* **Quoted passage**
====

# -*- coding: utf-8 -*-
# Author: LKouadio <etanoyau@gmail.com>
# License: BSD-3-Clause
"""
Forecast utilities.
"""
from __future__ import annotations
import os
import re
import logging
from collections.abc import Mapping, Sequence
from typing import (
Dict,
Iterable,
List,
Union,
Any,
Optional,
Tuple ,
Callable
)
import pandas as pd
from .._fusionlog import fusionlog
from ..core.handlers import columns_manager
from ..core.checks import check_spatial_columns, check_empty
from ..core.io import is_data_readable
from ..decorators import isdf
from .generic_utils import vlog
from .validator import is_frame
logger = fusionlog().get_fusionlab_logger(__name__)
__all__= [
'detect_forecast_type',
'format_forecast_dataframe',
'get_value_prefixes',
'get_value_prefixes_in',
'pivot_forecast_dataframe',
'get_step_names'
]
_DIGIT_RE = re.compile(r"\d+")
def get_step_names(
forecast_steps: Iterable[int],
step_names:Optional[
Union[ Mapping[Any, str], Sequence[str], None]] = None,
default_name: str = "",
) -> Dict[int, str]:
r"""
Build a *step → label* mapping for multi‑horizon plots.
The helper reconciles an integer list ``forecast_steps`` with an
optional *alias* container (*dict* or *sequence*) and returns a
dictionary whose keys are the integer steps and whose values are
human‑readable labels.
Matching is **case‑insensitive** and tolerant to common
delimiters—e.g. ``"Step 1"``, ``"step‑1"``, or ``"forecast step 1"``
will all map to integer step ``1``.
Parameters
----------
forecast_steps : Iterable[int]
Ordered steps, e.g. ``[1, 2, 3]``.
step_names : dict | list | tuple | None, default=None
Custom labels. Accepted forms
* **dict** – keys may be ``int`` or *any* string
representation of the step.
* **sequence** – positional, where the *k*‑th element labels
step ``k+1``.
* **None** – no custom mapping.
default_name : str, default=""
Fallback label for steps missing from *step_names*. If
empty, the step number itself is used (as a string).

====

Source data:
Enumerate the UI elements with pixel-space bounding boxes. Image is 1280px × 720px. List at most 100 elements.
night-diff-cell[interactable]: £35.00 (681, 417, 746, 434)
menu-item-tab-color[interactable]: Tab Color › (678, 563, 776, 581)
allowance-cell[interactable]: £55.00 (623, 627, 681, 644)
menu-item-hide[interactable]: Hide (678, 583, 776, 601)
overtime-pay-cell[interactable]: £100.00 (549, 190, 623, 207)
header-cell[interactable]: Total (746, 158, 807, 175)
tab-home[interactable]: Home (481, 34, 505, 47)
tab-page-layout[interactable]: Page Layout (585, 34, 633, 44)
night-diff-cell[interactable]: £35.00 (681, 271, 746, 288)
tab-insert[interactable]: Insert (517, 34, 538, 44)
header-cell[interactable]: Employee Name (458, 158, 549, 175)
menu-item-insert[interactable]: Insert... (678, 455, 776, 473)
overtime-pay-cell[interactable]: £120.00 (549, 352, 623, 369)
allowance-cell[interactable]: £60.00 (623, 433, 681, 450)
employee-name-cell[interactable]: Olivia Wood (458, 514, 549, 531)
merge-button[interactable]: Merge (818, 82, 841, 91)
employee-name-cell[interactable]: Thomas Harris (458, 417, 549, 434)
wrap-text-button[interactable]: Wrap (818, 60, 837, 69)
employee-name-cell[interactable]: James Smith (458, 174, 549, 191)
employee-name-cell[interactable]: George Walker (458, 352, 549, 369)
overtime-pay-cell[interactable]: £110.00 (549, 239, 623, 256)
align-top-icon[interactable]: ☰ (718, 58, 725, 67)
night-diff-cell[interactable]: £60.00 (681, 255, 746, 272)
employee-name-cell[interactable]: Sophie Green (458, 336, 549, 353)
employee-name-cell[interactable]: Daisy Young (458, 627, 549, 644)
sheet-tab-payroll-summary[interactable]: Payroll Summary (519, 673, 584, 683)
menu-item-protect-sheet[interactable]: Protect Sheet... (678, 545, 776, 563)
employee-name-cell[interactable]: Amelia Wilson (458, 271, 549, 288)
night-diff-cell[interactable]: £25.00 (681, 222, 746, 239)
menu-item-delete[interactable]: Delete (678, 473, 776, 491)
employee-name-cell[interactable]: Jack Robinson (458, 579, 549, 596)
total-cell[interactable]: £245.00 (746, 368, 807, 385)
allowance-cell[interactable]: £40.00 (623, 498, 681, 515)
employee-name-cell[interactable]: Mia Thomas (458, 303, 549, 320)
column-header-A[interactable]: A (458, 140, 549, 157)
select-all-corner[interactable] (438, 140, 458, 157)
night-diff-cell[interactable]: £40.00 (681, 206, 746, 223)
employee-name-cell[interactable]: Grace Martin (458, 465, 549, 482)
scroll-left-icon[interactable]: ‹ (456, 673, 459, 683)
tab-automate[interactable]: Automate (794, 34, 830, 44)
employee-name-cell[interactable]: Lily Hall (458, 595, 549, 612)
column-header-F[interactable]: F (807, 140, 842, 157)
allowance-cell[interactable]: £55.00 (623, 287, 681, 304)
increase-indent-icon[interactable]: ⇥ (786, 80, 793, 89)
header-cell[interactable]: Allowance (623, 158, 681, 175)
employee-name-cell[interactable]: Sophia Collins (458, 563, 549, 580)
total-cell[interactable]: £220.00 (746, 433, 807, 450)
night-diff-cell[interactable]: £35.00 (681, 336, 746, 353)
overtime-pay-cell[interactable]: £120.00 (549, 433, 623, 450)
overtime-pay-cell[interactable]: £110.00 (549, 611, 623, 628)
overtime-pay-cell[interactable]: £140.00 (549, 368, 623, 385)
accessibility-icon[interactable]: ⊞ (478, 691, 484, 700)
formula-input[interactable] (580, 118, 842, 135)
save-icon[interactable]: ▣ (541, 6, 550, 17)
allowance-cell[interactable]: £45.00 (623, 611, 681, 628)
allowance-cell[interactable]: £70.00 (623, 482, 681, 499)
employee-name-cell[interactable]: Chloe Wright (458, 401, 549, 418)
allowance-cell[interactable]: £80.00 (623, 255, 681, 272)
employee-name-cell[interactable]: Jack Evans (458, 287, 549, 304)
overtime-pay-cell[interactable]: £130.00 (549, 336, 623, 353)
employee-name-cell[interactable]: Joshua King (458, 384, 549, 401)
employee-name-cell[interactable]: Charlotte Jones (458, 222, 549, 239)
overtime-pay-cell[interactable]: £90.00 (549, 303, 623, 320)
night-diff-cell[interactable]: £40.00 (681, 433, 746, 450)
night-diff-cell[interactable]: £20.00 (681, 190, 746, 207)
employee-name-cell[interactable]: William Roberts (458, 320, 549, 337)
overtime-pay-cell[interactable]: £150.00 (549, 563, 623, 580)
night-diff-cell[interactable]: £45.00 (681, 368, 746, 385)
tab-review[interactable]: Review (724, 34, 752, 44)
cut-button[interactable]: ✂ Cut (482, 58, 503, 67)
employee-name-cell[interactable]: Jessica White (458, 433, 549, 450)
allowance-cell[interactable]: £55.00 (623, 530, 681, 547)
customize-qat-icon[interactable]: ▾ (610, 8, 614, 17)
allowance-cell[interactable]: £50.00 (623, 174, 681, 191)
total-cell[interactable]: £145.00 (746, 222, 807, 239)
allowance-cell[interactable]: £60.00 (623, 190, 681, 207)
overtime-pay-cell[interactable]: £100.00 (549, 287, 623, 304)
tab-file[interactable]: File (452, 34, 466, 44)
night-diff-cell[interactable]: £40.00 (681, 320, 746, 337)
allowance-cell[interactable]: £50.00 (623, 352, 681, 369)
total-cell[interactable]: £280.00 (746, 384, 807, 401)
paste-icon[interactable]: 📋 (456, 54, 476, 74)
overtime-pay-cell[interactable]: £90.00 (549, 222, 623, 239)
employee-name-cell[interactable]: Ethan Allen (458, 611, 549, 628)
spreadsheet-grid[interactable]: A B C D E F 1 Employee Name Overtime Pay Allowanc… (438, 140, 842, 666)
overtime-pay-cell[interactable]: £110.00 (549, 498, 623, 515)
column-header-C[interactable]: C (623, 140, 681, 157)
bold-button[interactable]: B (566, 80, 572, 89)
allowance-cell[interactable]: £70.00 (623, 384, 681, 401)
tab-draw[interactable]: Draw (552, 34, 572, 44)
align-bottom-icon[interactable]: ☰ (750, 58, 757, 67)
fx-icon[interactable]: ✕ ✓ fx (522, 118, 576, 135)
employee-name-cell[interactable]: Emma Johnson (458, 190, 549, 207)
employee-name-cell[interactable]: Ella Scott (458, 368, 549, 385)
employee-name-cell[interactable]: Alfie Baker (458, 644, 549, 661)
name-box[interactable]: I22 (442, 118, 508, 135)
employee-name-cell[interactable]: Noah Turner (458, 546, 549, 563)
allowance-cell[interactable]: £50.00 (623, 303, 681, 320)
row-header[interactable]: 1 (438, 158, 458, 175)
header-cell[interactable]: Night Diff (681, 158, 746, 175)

====

* **What needs to be done**
In the forecast utilities code, what label does get_step_names use for a step missing from step_names when default_name is empty? The source data lines play no role here.

* **Reply**
It uses the step number itself, as a string.